▶ [PROBLEM TO WORK ON] Using the records below, give the number of lines where the word "Figure" appears, with no further output.

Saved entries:
-- START --

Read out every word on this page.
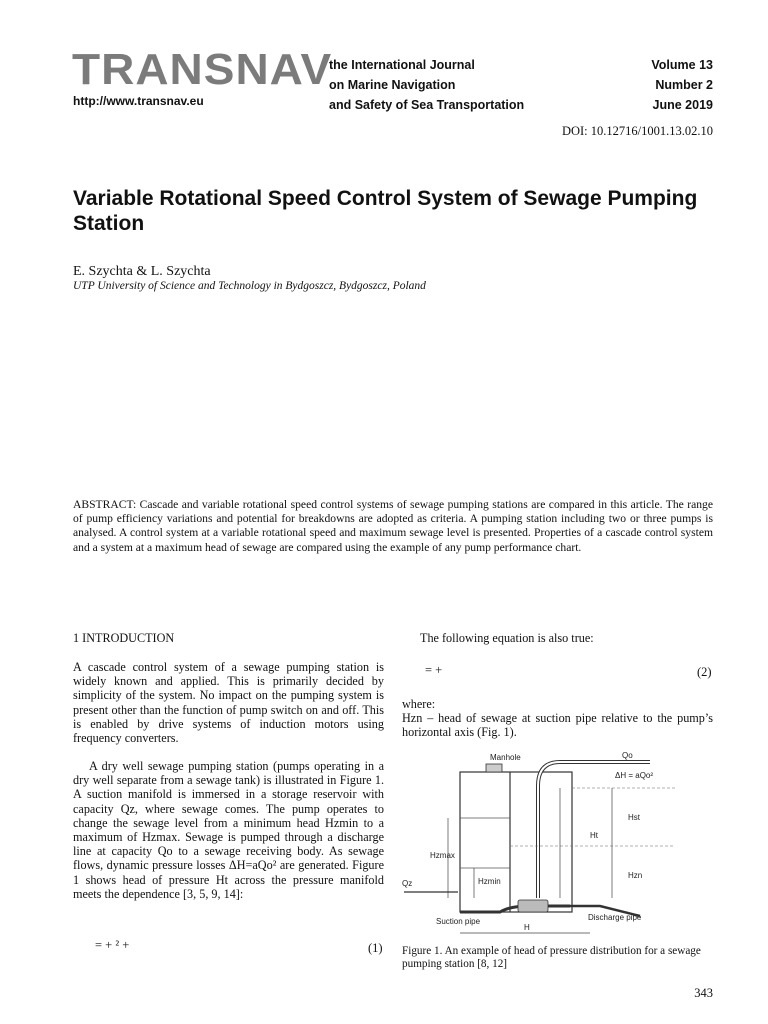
TRANSNAV
http://www.transnav.eu
the International Journal
on Marine Navigation
and Safety of Sea Transportation
Volume 13
Number 2
June 2019
DOI: 10.12716/1001.13.02.10
Variable Rotational Speed Control System of Sewage Pumping Station
E. Szychta & L. Szychta
UTP University of Science and Technology in Bydgoszcz, Bydgoszcz, Poland
ABSTRACT: Cascade and variable rotational speed control systems of sewage pumping stations are compared in this article. The range of pump efficiency variations and potential for breakdowns are adopted as criteria. A pumping station including two or three pumps is analysed. A control system at a variable rotational speed and maximum sewage level is presented. Properties of a cascade control system and a system at a maximum head of sewage are compared using the example of any pump performance chart.
1 INTRODUCTION

A cascade control system of a sewage pumping station is widely known and applied. This is primarily decided by simplicity of the system. No impact on the pumping system is present other than the function of pump switch on and off. This is enabled by drive systems of induction motors using frequency converters.

A dry well sewage pumping station (pumps operating in a dry well separate from a sewage tank) is illustrated in Figure 1. A suction manifold is immersed in a storage reservoir with capacity Qz, where sewage comes. The pump operates to change the sewage level from a minimum head Hzmin to a maximum of Hzmax. Sewage is pumped through a discharge line at capacity Qo to a sewage receiving body. As sewage flows, dynamic pressure losses ΔH=aQo² are generated. Figure 1 shows head of pressure Ht across the pressure manifold meets the dependence [3, 5, 9, 14]:

= + ² +	(1)
The following equation is also true:
= +	(2)
where:
Hzn – head of sewage at suction pipe relative to the pump’s horizontal axis (Fig. 1).
Manhole	Qo
ΔH = aQo²
Hst
Ht
Hzn
Hzmax
Hzmin
Qz
Suction pipe	Discharge pipe
H
Figure 1. An example of head of pressure distribution for a sewage pumping station [8, 12]
343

-- END --

▶ [EXERCISE ANSWER] 2